___ Supplied records ___
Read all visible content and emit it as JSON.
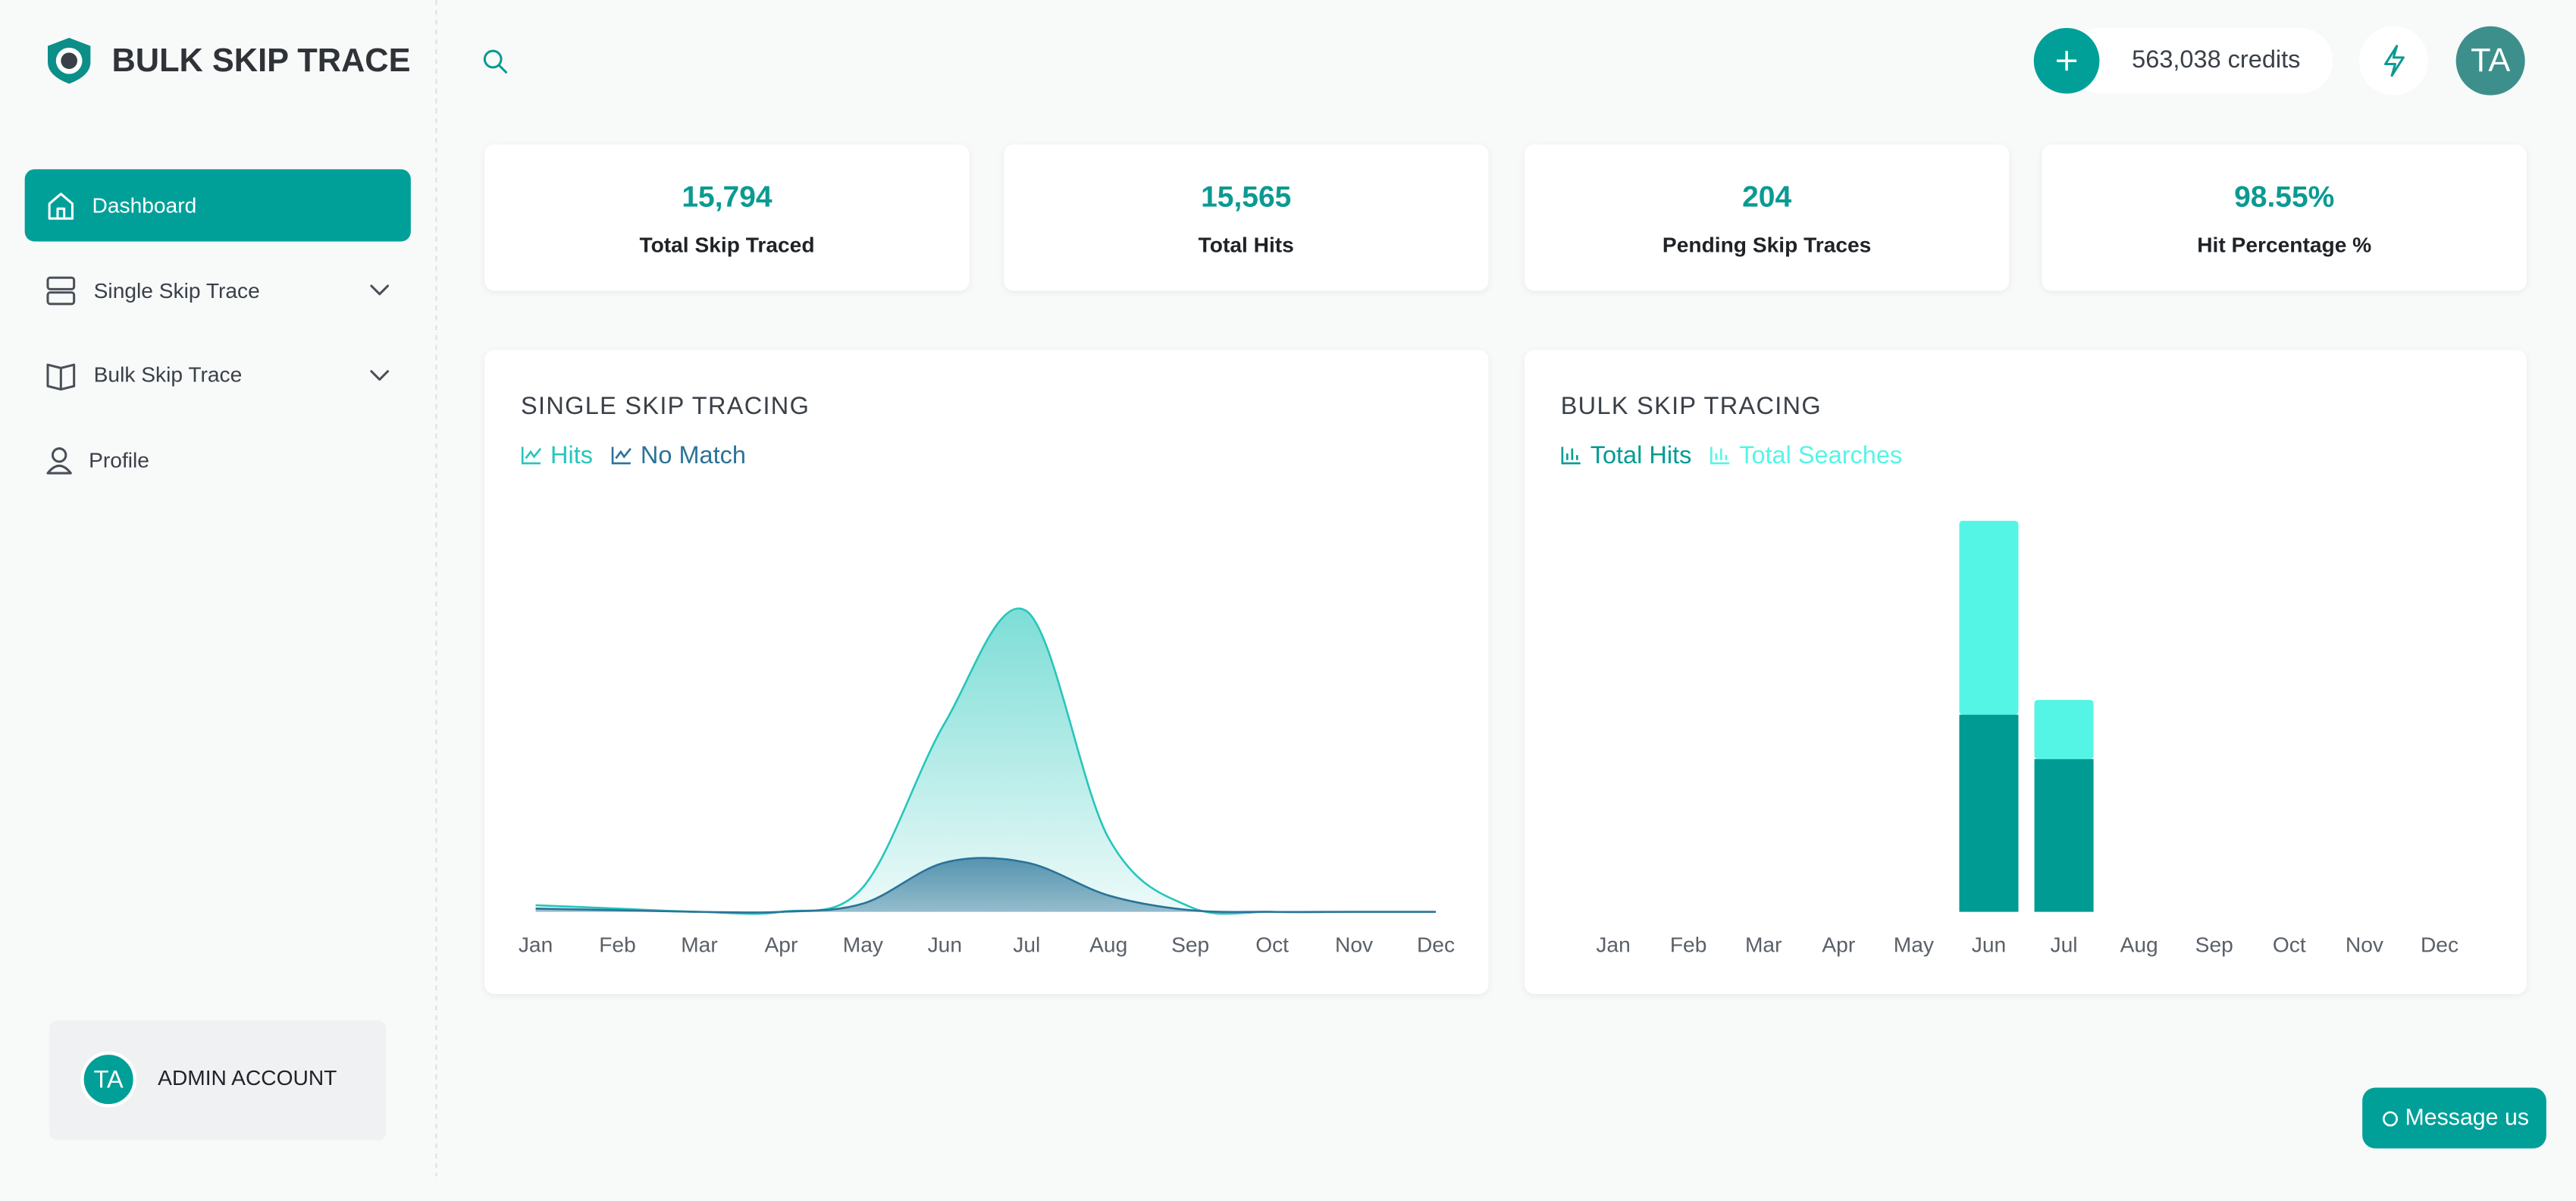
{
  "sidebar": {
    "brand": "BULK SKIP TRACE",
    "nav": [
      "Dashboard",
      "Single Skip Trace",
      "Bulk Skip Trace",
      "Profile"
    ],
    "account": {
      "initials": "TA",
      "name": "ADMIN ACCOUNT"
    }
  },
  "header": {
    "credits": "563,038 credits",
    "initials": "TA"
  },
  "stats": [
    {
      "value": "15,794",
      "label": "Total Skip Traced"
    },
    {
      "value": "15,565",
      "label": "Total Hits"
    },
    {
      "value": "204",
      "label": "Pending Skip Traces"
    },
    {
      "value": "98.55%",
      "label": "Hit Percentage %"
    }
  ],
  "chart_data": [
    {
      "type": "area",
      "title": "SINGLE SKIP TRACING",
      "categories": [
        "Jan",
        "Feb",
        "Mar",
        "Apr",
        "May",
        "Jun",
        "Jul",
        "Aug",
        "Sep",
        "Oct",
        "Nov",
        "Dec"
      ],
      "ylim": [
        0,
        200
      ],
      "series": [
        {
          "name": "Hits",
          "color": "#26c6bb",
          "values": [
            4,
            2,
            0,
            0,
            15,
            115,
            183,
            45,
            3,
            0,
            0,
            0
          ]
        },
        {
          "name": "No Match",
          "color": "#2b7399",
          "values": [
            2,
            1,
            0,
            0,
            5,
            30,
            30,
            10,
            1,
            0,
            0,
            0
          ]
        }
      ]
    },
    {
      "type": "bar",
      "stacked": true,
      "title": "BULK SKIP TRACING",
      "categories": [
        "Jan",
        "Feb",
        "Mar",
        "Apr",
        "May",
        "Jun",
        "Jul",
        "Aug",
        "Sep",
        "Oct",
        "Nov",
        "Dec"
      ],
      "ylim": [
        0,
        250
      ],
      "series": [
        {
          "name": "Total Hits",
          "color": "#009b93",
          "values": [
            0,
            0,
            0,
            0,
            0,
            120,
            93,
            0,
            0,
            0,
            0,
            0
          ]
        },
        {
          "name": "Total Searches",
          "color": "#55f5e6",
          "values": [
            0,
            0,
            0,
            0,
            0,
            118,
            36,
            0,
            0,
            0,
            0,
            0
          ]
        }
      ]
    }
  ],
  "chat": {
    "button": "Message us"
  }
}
___
Set problem:
Quote the records in full and exactly; skip any image.

Solution to this task:
Read all visible content and emit it as JSON.
{
  "sidebar": {
    "brand": "BULK SKIP TRACE",
    "nav": [
      "Dashboard",
      "Single Skip Trace",
      "Bulk Skip Trace",
      "Profile"
    ],
    "account": {
      "initials": "TA",
      "name": "ADMIN ACCOUNT"
    }
  },
  "header": {
    "credits": "563,038 credits",
    "initials": "TA"
  },
  "stats": [
    {
      "value": "15,794",
      "label": "Total Skip Traced"
    },
    {
      "value": "15,565",
      "label": "Total Hits"
    },
    {
      "value": "204",
      "label": "Pending Skip Traces"
    },
    {
      "value": "98.55%",
      "label": "Hit Percentage %"
    }
  ],
  "chart_data": [
    {
      "type": "area",
      "title": "SINGLE SKIP TRACING",
      "categories": [
        "Jan",
        "Feb",
        "Mar",
        "Apr",
        "May",
        "Jun",
        "Jul",
        "Aug",
        "Sep",
        "Oct",
        "Nov",
        "Dec"
      ],
      "ylim": [
        0,
        200
      ],
      "series": [
        {
          "name": "Hits",
          "color": "#26c6bb",
          "values": [
            4,
            2,
            0,
            0,
            15,
            115,
            183,
            45,
            3,
            0,
            0,
            0
          ]
        },
        {
          "name": "No Match",
          "color": "#2b7399",
          "values": [
            2,
            1,
            0,
            0,
            5,
            30,
            30,
            10,
            1,
            0,
            0,
            0
          ]
        }
      ]
    },
    {
      "type": "bar",
      "stacked": true,
      "title": "BULK SKIP TRACING",
      "categories": [
        "Jan",
        "Feb",
        "Mar",
        "Apr",
        "May",
        "Jun",
        "Jul",
        "Aug",
        "Sep",
        "Oct",
        "Nov",
        "Dec"
      ],
      "ylim": [
        0,
        250
      ],
      "series": [
        {
          "name": "Total Hits",
          "color": "#009b93",
          "values": [
            0,
            0,
            0,
            0,
            0,
            120,
            93,
            0,
            0,
            0,
            0,
            0
          ]
        },
        {
          "name": "Total Searches",
          "color": "#55f5e6",
          "values": [
            0,
            0,
            0,
            0,
            0,
            118,
            36,
            0,
            0,
            0,
            0,
            0
          ]
        }
      ]
    }
  ],
  "chat": {
    "button": "Message us"
  }
}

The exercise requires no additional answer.